## Problem description
For the data below, report only the number of lines containing the string "squamous".

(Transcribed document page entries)

####

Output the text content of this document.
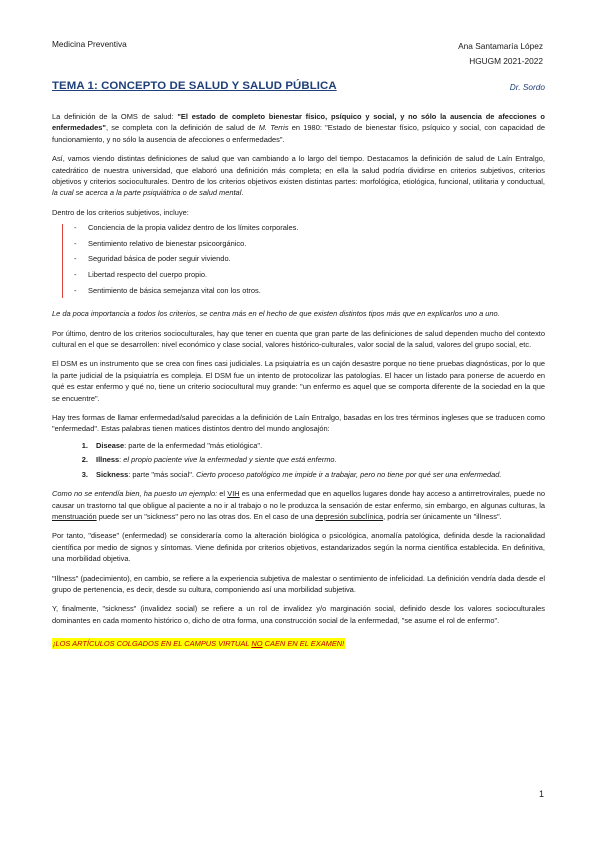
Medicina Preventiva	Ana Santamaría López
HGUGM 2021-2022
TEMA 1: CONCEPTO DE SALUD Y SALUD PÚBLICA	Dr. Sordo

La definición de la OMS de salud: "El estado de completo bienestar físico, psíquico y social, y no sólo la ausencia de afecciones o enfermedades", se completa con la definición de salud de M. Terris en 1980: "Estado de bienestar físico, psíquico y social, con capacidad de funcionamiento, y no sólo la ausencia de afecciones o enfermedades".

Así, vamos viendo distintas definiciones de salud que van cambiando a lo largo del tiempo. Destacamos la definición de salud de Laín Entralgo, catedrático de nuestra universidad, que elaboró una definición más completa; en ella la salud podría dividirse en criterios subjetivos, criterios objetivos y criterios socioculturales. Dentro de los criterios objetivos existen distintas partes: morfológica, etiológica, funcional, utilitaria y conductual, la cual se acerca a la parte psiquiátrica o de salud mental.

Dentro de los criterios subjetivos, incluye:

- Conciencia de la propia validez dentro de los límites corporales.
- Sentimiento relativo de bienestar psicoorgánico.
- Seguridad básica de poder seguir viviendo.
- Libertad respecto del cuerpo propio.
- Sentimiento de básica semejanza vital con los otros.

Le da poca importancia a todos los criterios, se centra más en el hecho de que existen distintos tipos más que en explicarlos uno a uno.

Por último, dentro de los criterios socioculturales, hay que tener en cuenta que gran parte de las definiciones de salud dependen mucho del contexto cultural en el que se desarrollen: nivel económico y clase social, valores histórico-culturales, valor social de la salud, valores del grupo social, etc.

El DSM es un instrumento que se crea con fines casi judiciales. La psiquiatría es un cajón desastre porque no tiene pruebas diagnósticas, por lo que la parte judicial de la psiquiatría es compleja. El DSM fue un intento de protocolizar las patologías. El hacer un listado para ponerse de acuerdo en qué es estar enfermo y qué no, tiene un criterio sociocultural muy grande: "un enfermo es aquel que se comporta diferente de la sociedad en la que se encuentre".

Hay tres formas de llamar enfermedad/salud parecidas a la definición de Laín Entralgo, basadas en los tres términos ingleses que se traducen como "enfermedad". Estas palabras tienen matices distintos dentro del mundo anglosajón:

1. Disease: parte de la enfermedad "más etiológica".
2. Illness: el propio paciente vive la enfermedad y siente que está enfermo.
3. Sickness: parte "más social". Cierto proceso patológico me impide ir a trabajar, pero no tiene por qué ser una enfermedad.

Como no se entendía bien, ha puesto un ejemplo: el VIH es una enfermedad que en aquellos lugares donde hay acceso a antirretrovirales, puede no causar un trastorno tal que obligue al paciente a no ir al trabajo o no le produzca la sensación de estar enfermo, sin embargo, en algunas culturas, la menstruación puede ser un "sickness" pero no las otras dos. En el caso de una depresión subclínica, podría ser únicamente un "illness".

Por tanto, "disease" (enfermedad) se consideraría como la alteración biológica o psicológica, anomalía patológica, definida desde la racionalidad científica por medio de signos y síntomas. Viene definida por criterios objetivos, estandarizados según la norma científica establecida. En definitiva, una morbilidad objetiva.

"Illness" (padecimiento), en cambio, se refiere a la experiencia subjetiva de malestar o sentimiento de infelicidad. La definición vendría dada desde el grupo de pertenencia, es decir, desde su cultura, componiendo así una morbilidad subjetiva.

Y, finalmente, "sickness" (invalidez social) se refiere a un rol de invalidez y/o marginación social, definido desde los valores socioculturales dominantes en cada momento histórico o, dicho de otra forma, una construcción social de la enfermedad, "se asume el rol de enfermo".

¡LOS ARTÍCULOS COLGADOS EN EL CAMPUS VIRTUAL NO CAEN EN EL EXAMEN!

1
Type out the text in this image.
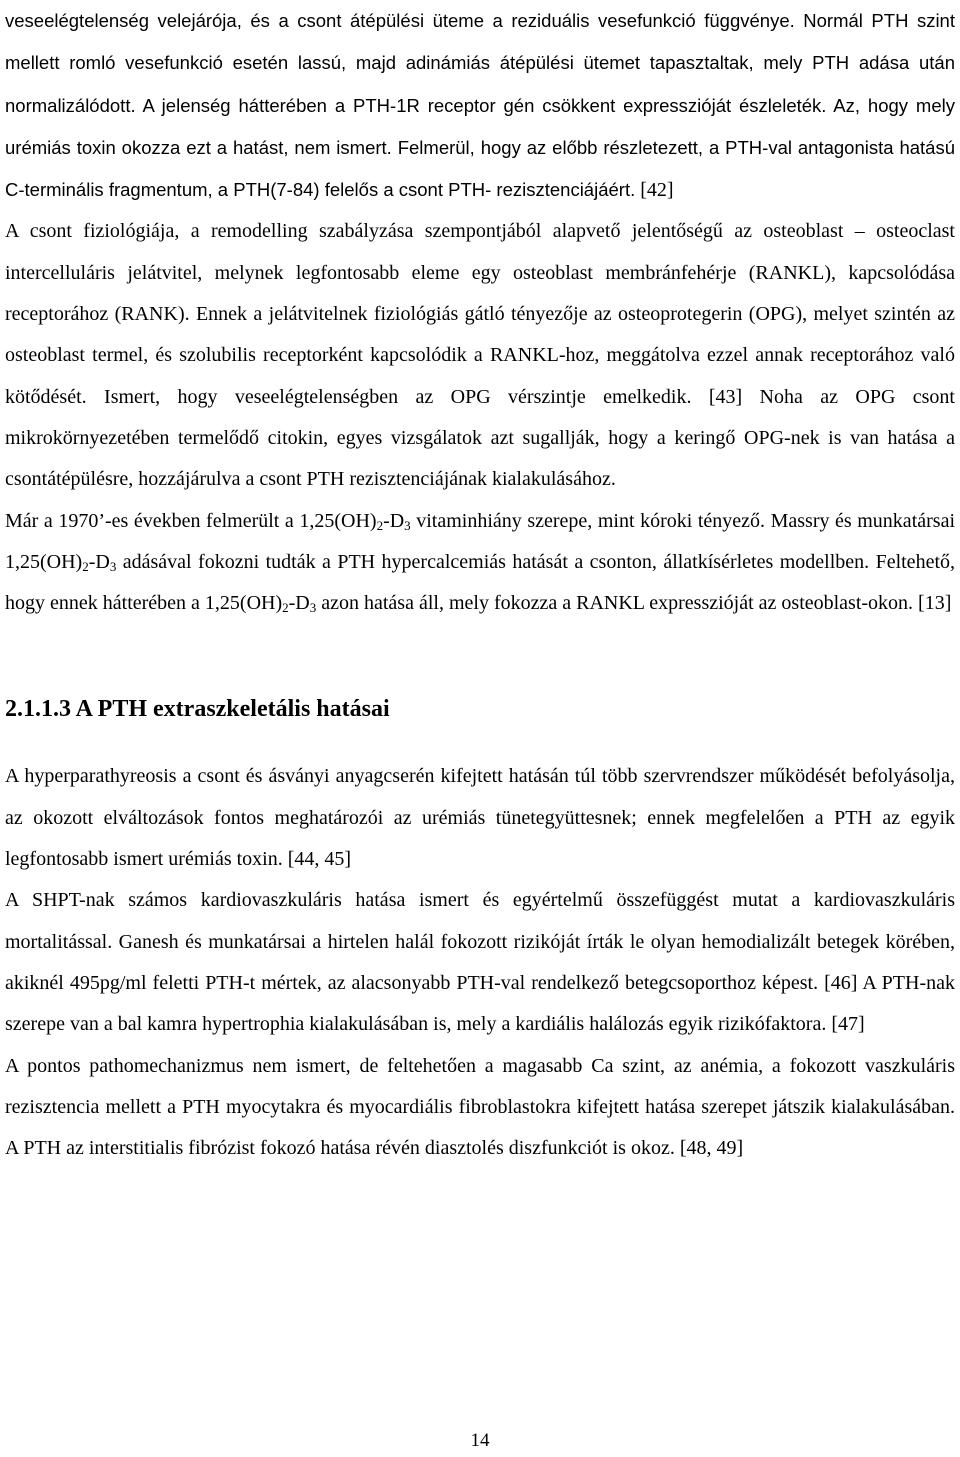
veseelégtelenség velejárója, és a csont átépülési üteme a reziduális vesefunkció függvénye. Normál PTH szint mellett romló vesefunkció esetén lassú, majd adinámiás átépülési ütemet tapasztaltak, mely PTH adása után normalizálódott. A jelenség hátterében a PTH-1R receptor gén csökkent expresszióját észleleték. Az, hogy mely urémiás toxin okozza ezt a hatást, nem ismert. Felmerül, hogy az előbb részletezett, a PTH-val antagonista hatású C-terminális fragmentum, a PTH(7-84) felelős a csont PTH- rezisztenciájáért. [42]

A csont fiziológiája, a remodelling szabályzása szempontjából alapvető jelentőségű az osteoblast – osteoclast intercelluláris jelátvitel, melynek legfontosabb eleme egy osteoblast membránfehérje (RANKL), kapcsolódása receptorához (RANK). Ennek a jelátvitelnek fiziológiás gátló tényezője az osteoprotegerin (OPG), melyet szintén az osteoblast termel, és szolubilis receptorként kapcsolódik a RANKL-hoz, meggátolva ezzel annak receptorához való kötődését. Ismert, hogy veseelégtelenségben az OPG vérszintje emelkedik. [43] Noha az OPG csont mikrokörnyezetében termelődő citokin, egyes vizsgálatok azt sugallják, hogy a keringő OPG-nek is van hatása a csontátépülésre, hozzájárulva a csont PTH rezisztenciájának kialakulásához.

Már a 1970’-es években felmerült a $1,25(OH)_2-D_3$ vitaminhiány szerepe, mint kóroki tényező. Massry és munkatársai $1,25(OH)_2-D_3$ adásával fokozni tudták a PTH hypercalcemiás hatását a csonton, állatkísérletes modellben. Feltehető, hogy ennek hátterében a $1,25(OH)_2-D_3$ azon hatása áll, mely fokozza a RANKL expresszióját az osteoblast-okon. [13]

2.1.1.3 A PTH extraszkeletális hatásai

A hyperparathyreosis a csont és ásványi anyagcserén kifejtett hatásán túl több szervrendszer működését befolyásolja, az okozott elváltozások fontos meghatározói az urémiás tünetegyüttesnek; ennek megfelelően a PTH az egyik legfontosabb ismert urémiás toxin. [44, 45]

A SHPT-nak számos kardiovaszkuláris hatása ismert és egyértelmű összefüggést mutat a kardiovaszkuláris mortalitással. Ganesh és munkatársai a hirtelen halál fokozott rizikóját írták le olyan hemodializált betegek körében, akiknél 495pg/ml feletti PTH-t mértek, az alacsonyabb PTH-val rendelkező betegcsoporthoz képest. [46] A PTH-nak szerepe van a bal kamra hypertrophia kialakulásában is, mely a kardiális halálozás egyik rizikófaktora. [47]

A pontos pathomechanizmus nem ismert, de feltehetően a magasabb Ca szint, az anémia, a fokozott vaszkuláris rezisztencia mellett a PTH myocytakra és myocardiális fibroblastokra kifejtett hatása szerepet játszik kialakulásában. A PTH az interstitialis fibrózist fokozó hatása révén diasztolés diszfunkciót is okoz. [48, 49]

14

####

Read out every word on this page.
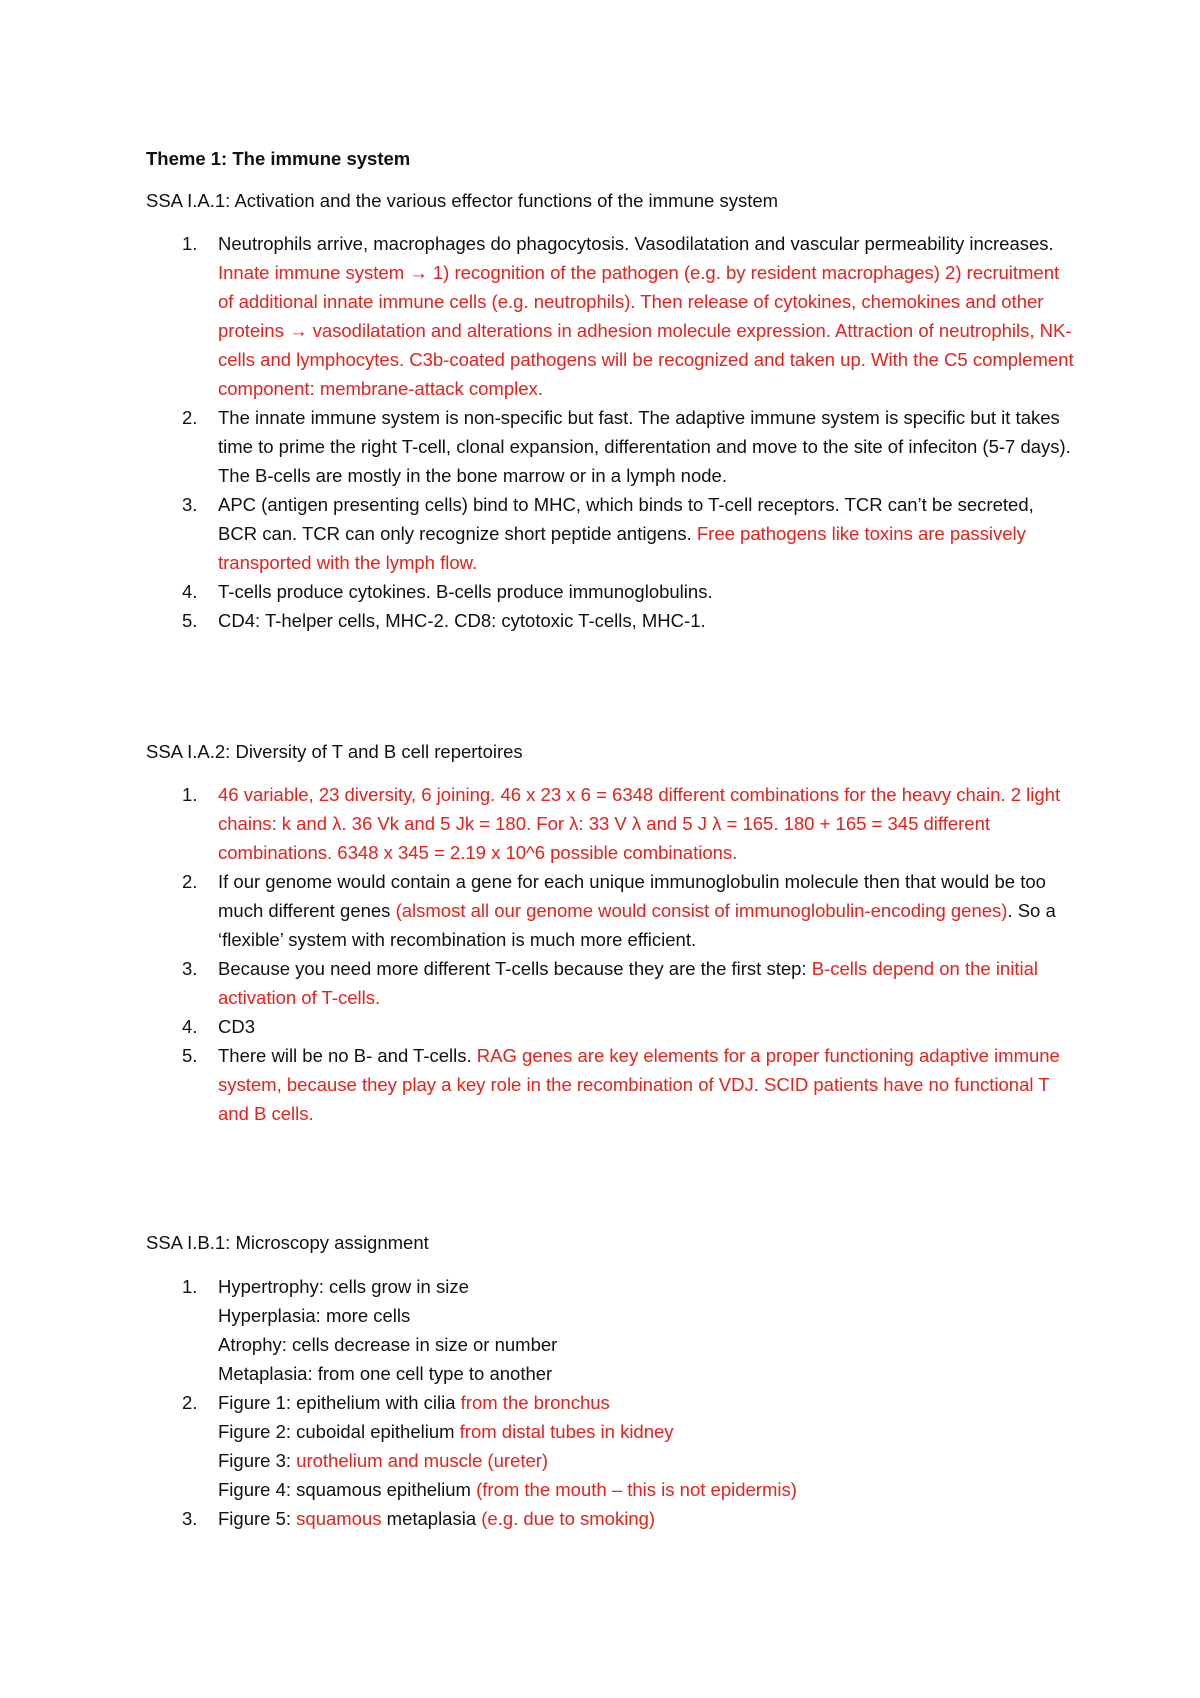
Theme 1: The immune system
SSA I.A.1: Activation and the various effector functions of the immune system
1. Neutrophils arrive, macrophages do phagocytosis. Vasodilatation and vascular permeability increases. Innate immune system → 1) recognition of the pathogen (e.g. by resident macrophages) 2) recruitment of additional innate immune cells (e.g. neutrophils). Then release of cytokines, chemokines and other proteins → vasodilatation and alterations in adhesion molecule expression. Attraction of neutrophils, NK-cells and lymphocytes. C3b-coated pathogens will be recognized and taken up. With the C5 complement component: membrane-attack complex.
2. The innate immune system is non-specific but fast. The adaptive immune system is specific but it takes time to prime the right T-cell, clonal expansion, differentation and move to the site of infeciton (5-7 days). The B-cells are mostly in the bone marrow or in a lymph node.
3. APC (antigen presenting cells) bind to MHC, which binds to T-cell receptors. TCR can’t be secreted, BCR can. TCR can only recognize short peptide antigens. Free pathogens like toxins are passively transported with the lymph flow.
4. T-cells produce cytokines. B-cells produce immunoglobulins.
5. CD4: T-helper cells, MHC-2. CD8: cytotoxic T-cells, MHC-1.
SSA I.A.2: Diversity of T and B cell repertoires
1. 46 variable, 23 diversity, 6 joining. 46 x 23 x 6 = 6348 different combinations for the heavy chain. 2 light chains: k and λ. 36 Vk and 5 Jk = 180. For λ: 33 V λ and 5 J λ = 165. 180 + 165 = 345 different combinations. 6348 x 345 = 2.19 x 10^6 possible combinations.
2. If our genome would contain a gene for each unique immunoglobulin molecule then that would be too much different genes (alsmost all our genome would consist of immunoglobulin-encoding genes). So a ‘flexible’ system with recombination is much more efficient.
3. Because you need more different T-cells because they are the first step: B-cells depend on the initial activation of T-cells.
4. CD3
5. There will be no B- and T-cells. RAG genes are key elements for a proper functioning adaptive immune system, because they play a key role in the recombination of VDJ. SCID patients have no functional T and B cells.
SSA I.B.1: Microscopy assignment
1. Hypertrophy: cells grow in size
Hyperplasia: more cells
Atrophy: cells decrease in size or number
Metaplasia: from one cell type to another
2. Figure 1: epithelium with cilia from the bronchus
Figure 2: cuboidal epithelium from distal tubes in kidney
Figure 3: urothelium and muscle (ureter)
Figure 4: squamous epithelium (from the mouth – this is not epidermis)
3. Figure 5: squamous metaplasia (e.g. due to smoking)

####

## Task answer
2